◆ DATA PROVIDED

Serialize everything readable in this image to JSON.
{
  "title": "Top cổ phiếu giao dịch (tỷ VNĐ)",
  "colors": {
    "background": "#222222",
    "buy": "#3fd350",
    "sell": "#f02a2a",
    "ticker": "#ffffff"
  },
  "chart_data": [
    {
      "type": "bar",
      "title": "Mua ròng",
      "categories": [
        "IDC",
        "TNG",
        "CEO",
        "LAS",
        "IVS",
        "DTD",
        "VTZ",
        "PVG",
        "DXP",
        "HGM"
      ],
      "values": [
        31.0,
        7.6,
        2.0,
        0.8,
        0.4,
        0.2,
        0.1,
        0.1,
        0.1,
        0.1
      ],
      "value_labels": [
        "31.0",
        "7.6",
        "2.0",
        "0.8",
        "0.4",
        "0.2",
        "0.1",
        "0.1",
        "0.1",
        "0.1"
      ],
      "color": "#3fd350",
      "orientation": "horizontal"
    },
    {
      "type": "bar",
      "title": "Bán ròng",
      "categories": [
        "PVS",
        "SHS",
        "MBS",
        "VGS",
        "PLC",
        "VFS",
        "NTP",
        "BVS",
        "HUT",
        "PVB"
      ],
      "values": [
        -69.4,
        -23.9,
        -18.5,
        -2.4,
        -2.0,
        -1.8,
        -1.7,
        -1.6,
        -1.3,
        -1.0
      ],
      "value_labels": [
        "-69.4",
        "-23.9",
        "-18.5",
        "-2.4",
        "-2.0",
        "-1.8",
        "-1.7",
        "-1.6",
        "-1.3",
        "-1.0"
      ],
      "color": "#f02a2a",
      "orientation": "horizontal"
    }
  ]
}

◆ YOUR GOAL
Of the lines in this data, how many contain "title"? Reply with only the number.

◆ OUTPUT FOR THIS TASK
3